Quote all of the data exactly as given. Skip every picture it contains.

--- START OF DATASET RECORDS ---

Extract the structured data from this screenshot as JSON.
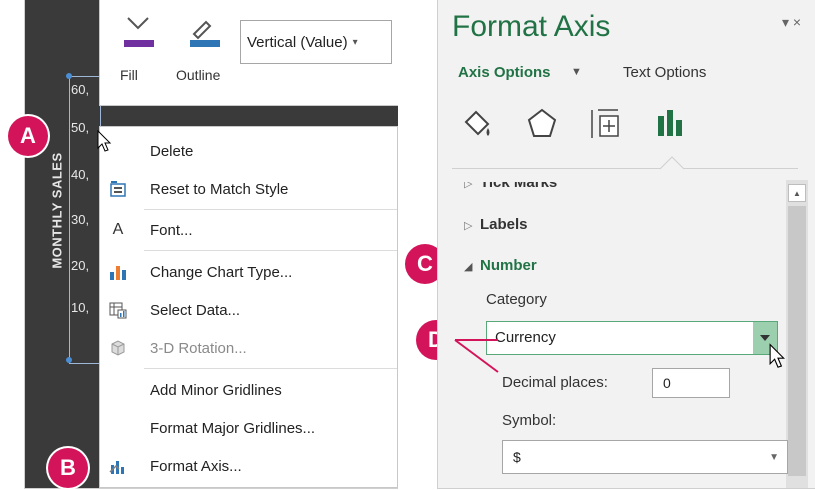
{
  "left": {
    "axis_title": "MONTHLY SALES",
    "tick_labels": [
      "60,",
      "50,",
      "40,",
      "30,",
      "20,",
      "10,"
    ],
    "toolbar": {
      "fill_label": "Fill",
      "outline_label": "Outline",
      "element_dropdown": "Vertical (Value)"
    },
    "menu": [
      {
        "label": "Delete",
        "icon": "none"
      },
      {
        "label": "Reset to Match Style",
        "icon": "reset-style-icon"
      },
      {
        "label": "Font...",
        "icon": "font-icon"
      },
      {
        "label": "Change Chart Type...",
        "icon": "chart-type-icon"
      },
      {
        "label": "Select Data...",
        "icon": "select-data-icon"
      },
      {
        "label": "3-D Rotation...",
        "icon": "rotation-3d-icon",
        "disabled": true
      },
      {
        "label": "Add Minor Gridlines",
        "icon": "none"
      },
      {
        "label": "Format Major Gridlines...",
        "icon": "none"
      },
      {
        "label": "Format Axis...",
        "icon": "format-axis-icon"
      }
    ]
  },
  "callouts": [
    "A",
    "B",
    "C",
    "D"
  ],
  "pane": {
    "title": "Format Axis",
    "controls": "▾ ×",
    "axis_options_tab": "Axis Options",
    "text_options_tab": "Text Options",
    "icons": [
      "fill-line-icon",
      "effects-icon",
      "size-properties-icon",
      "axis-options-icon"
    ],
    "sections": {
      "tick_marks": "Tick Marks",
      "labels": "Labels",
      "number": "Number"
    },
    "category_label": "Category",
    "category_value": "Currency",
    "decimal_label": "Decimal places:",
    "decimal_value": "0",
    "symbol_label": "Symbol:",
    "symbol_value": "$"
  },
  "colors": {
    "accent_green": "#217346",
    "callout_magenta": "#d4145a",
    "chart_dark": "#3a3a3a"
  }
}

--- END OF DATASET RECORDS ---

◆ THE ANSWER ◆
Extract the structured data from this screenshot as JSON.
{
  "left": {
    "axis_title": "MONTHLY SALES",
    "tick_labels": [
      "60,",
      "50,",
      "40,",
      "30,",
      "20,",
      "10,"
    ],
    "toolbar": {
      "fill_label": "Fill",
      "outline_label": "Outline",
      "element_dropdown": "Vertical (Value)"
    },
    "menu": [
      {
        "label": "Delete",
        "icon": "none"
      },
      {
        "label": "Reset to Match Style",
        "icon": "reset-style-icon"
      },
      {
        "label": "Font...",
        "icon": "font-icon"
      },
      {
        "label": "Change Chart Type...",
        "icon": "chart-type-icon"
      },
      {
        "label": "Select Data...",
        "icon": "select-data-icon"
      },
      {
        "label": "3-D Rotation...",
        "icon": "rotation-3d-icon",
        "disabled": true
      },
      {
        "label": "Add Minor Gridlines",
        "icon": "none"
      },
      {
        "label": "Format Major Gridlines...",
        "icon": "none"
      },
      {
        "label": "Format Axis...",
        "icon": "format-axis-icon"
      }
    ]
  },
  "callouts": [
    "A",
    "B",
    "C",
    "D"
  ],
  "pane": {
    "title": "Format Axis",
    "controls": "▾ ×",
    "axis_options_tab": "Axis Options",
    "text_options_tab": "Text Options",
    "icons": [
      "fill-line-icon",
      "effects-icon",
      "size-properties-icon",
      "axis-options-icon"
    ],
    "sections": {
      "tick_marks": "Tick Marks",
      "labels": "Labels",
      "number": "Number"
    },
    "category_label": "Category",
    "category_value": "Currency",
    "decimal_label": "Decimal places:",
    "decimal_value": "0",
    "symbol_label": "Symbol:",
    "symbol_value": "$"
  },
  "colors": {
    "accent_green": "#217346",
    "callout_magenta": "#d4145a",
    "chart_dark": "#3a3a3a"
  }
}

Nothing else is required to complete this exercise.